→ CHALLENGE:
Reproduce word for word everything in the passage below on installing biomaRt, from "- Windows users" down to "CMD INSTALL [package.tar.gz].".

And if you are the same "R-addict" i am, at this point of the reading you are already convinced an R package is available to make the connection between such databases and our favourite scripting language. And you are right ! You will find as a part of the Bioconductor project a biomaRt package to handle your queries.
Getting the tools : the straight way
Obviously, the first thing to do is to get the R package (or to get R itself, but as it is a tedious language to learn, i will suppose you already survived this step). The simplest way is to follow Bioconductor recommandations on the package's web page, and run in a fresh R session :
source("http://bioconductor.org/biocLite.R")
biocLite("biomaRt")
It will download the last version of the package and its dependencies suiting your operating system, and everything should be fine in a couple of seconds. If you are running Linux, notice two out-of-R dependencies have to be installed first : libxml2-devel (for the XML package) and libcurl-devel (for the RCurl package), as these packages are essentially wrappers for these stand alone libraries. Your package manager (yum, apt-get ...) should get them for you easily.
Getting the tools : the warrior's way
If like me you are enchained by a tricky IT department, you can try the manual way : download the package and its dependencies ("Depends" and "Imports" lines, so here XML and RCurl which can be found in the CRAN repository) from the same web page, and install them manually.
- Windows users should download the "Windows binary" version, and install it via the "install from zip archive" button in the GUI.
- Linux users have to get the "Package Source" version and use the shell command R CMD INSTALL [package.tar.gz].
The manual way has the advantage over the automatic one to let you keep the exact software you develop your script with, so if you need to re-install it in a couple of months you will have better chances to find it still working, as package contents and behavior vary with the versions. Its major pitfall is met here : when you have dependencies, you have to manage them yourself, and if you are working on Windows, you will find that getting a "Windows binary" version of the XML and RCurl package is a pain (from a quite small list of such packages containing binaries that the CRAN won't provide, see this if you want to learn more).

→ DATA SECTION:
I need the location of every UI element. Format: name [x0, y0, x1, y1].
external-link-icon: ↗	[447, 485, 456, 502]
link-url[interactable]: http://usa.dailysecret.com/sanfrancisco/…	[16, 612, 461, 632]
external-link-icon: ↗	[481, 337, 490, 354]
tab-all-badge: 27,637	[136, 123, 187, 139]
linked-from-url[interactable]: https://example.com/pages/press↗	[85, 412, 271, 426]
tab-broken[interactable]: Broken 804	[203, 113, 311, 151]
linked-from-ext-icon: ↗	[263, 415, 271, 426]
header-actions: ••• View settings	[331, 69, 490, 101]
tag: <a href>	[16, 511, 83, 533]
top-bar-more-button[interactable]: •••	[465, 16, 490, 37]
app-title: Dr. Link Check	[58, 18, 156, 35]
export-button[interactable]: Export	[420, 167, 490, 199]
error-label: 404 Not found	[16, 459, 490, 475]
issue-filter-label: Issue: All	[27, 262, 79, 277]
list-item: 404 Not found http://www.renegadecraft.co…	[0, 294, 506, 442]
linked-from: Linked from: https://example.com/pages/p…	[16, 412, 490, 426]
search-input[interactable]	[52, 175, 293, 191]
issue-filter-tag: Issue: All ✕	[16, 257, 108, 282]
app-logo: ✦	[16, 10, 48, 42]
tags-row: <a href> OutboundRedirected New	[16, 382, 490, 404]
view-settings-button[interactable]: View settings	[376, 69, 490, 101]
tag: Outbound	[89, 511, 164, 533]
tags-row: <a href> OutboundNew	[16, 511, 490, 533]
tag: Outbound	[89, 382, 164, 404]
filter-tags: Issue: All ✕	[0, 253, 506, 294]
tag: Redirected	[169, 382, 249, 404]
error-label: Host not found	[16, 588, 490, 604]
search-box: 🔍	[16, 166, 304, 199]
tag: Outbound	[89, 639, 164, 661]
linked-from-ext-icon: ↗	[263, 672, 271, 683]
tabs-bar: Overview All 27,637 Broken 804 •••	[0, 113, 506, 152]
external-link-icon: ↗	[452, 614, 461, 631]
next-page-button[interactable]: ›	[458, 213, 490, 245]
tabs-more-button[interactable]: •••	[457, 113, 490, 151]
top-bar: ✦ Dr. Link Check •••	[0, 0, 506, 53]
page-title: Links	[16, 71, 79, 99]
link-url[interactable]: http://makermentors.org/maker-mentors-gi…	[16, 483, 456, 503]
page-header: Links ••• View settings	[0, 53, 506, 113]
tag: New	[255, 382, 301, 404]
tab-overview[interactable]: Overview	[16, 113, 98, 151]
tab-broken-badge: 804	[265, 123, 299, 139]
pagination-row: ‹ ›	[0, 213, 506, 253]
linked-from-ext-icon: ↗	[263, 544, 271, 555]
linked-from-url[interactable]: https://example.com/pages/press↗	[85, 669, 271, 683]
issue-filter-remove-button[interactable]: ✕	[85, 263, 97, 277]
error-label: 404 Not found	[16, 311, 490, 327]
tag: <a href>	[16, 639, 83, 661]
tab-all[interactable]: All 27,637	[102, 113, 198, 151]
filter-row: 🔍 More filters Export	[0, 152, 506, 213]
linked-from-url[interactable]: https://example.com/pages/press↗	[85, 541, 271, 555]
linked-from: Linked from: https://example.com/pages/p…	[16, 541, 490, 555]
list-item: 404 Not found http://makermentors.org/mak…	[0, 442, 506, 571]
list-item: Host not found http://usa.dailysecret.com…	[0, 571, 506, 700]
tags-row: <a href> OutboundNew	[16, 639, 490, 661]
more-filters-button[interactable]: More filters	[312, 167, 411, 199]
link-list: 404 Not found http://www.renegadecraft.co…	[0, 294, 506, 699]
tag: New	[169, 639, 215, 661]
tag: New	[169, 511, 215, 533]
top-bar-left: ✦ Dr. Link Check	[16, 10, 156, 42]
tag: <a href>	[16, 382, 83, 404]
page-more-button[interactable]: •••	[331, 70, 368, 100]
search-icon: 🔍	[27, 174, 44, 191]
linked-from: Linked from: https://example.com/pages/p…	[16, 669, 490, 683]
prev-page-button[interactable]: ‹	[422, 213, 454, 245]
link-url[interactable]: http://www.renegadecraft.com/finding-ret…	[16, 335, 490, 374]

==

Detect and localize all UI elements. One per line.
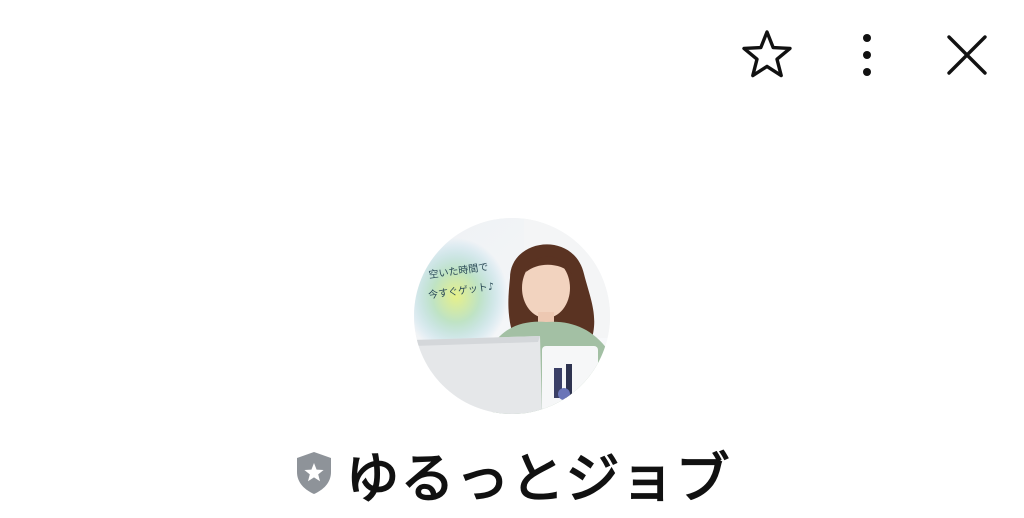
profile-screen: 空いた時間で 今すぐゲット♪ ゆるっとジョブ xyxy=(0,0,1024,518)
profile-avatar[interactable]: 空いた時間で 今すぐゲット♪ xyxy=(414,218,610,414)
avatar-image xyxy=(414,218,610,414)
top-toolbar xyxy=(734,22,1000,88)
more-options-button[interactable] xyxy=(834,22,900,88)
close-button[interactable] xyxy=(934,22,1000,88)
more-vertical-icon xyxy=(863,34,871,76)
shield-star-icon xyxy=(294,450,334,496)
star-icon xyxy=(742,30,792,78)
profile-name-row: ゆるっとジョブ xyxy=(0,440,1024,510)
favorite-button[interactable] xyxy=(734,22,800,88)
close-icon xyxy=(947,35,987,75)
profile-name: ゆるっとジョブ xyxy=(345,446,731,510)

→ EXPECTED OUTPUT:
- Windows users should download the "Windows binary" version, and install it via the "install from zip archive" button in the GUI.
- Linux users have to get the "Package Source" version and use the shell command R CMD INSTALL [package.tar.gz].